Stored items:
- - - - - - -

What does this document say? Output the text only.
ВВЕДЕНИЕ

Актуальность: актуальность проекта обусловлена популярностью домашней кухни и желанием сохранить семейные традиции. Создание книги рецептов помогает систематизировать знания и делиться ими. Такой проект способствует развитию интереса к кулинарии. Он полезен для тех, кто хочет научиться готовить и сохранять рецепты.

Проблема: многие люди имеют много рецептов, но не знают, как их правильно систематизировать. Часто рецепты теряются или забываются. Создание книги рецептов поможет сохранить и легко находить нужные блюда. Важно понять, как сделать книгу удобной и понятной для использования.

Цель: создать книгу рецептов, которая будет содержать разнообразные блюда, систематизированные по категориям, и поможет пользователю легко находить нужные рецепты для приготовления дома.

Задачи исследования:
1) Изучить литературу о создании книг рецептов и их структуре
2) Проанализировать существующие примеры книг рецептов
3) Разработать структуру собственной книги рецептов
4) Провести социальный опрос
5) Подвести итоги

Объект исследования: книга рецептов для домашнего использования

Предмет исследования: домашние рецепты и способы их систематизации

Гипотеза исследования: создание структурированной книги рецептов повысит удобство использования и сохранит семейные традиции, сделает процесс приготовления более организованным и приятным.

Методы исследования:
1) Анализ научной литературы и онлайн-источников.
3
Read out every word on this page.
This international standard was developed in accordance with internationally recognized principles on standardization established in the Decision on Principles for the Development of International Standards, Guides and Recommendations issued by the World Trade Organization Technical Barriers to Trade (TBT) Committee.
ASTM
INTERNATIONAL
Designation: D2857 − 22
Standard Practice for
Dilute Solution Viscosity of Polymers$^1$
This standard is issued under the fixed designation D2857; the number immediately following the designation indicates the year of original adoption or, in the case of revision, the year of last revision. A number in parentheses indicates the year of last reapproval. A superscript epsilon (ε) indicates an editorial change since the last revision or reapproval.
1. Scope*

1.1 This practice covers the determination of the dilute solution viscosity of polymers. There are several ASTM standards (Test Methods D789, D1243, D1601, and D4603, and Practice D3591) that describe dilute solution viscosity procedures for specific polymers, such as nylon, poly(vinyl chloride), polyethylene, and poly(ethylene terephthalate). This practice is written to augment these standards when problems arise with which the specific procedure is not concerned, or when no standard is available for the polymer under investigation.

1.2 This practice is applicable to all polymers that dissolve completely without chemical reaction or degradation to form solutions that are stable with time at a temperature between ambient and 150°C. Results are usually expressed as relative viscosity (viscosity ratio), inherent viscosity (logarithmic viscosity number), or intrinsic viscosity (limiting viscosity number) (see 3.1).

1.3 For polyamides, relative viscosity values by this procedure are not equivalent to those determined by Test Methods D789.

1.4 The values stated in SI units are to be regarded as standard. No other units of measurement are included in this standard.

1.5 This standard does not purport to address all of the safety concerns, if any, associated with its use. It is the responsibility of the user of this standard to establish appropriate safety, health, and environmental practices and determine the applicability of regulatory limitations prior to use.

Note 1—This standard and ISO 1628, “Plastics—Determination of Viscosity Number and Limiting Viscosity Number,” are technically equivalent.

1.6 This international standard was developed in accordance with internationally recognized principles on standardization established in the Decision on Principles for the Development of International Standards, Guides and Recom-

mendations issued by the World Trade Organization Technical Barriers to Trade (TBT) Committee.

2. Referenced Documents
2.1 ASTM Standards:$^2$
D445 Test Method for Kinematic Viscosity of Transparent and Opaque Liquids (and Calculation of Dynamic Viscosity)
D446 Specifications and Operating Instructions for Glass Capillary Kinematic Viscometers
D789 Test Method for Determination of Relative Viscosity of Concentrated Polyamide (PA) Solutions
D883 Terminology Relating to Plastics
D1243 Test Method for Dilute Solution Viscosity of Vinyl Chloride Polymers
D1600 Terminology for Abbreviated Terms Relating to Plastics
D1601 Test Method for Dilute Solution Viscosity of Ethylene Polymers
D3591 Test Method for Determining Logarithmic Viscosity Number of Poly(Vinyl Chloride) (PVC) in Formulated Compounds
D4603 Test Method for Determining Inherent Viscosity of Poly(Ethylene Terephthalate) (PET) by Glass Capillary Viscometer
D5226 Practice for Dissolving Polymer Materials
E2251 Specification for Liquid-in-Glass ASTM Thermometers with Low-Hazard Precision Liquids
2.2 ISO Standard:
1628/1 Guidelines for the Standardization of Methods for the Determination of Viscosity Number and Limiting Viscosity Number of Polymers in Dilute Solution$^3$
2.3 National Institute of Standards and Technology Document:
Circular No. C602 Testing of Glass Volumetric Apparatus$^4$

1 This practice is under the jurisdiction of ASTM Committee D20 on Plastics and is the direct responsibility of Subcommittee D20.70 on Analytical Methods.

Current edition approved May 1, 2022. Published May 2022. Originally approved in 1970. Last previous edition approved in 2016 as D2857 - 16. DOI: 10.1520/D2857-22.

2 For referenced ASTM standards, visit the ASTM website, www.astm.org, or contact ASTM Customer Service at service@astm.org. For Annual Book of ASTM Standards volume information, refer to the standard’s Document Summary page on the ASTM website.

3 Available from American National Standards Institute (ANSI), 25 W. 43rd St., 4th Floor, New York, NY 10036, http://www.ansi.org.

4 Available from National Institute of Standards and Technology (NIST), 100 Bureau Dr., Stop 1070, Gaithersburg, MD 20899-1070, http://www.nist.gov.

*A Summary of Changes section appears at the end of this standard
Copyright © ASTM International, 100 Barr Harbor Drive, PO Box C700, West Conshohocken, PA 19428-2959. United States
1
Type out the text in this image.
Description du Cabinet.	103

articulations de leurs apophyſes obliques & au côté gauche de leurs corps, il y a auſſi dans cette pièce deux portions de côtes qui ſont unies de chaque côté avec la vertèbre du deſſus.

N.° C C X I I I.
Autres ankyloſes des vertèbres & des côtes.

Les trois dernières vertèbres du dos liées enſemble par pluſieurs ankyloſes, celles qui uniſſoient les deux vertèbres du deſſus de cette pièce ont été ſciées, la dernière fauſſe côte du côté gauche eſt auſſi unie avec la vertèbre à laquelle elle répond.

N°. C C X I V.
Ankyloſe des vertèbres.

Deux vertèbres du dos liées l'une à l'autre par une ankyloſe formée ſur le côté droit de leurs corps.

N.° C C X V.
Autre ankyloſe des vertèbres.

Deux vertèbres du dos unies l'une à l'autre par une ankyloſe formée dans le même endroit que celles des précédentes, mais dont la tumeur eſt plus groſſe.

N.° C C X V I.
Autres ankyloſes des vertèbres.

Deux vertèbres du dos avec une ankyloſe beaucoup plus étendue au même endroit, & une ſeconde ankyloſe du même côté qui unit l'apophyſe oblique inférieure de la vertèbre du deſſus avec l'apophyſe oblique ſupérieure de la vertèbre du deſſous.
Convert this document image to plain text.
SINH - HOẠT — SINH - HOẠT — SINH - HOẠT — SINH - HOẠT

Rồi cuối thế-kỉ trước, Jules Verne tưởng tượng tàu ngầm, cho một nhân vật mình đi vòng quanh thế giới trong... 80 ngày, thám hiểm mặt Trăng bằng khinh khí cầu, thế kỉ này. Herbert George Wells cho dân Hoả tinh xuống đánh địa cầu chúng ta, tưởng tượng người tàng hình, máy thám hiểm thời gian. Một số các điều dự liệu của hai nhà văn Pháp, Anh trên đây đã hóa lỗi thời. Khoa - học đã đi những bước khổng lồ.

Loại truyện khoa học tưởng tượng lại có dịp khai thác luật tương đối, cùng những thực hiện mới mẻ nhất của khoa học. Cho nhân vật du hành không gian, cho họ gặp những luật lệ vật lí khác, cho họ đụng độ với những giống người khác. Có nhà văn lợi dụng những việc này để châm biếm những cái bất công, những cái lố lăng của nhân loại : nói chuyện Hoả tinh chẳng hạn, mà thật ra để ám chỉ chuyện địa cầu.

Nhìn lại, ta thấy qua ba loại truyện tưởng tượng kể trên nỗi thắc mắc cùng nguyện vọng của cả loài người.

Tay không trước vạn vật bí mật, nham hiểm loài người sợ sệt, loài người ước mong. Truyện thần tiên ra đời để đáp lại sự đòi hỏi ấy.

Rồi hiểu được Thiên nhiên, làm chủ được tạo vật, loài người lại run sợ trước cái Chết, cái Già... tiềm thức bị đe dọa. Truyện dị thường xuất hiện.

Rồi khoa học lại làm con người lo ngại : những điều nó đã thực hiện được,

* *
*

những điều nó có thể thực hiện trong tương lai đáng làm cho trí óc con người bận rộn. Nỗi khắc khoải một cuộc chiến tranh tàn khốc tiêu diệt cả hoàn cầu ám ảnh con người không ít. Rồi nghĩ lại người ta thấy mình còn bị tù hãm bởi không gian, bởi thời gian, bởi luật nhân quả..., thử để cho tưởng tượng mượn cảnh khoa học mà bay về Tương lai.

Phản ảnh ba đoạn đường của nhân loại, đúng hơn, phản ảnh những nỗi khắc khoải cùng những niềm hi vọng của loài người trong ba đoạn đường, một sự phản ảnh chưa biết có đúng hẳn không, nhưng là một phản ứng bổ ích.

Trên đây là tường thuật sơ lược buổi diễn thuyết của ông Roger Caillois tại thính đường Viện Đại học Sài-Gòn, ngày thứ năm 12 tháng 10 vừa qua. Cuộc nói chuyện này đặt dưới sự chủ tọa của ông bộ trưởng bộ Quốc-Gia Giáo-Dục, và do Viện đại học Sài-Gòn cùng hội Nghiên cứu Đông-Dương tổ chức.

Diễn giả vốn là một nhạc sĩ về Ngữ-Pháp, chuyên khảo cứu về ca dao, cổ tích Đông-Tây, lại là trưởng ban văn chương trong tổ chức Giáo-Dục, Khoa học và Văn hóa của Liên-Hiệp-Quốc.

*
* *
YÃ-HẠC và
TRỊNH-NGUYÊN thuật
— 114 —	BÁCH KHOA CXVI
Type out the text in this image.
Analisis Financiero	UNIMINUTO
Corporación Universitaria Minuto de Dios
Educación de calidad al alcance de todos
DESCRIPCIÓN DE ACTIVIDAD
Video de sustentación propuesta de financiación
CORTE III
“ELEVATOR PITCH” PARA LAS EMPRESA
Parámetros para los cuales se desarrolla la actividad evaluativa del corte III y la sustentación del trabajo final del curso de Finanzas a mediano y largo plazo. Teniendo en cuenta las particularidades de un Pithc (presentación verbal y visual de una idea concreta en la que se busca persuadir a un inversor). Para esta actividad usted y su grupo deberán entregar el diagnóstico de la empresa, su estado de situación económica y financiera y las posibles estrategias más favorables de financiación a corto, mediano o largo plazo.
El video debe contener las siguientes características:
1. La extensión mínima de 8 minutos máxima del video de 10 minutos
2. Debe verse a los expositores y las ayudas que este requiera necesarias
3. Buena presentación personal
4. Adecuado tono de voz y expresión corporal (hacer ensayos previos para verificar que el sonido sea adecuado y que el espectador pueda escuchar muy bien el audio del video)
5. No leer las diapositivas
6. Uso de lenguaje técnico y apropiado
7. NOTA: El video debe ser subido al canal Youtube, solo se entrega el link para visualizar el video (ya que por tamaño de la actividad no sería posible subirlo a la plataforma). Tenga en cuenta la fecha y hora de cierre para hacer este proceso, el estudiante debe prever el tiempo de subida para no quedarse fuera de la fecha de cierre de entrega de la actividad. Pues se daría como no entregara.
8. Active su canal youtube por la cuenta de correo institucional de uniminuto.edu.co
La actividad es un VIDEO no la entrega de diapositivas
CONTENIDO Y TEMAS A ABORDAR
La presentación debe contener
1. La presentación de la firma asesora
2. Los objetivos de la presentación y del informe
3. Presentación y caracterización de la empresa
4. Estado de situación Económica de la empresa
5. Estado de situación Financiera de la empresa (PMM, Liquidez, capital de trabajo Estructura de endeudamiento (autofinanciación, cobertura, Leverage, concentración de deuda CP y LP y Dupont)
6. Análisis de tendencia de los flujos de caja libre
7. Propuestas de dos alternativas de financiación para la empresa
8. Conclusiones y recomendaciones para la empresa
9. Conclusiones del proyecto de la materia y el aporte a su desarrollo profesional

- - - - - - -

__GIVEN INSTRUCTION__. Go through the listing above and locate each line that holds the word "text". Copy those lines.

__EXERCISE OUTPUT__.
What does this document say? Output the text only.
Type out the text in this image.
Convert this document image to plain text.
Type out the text in this image.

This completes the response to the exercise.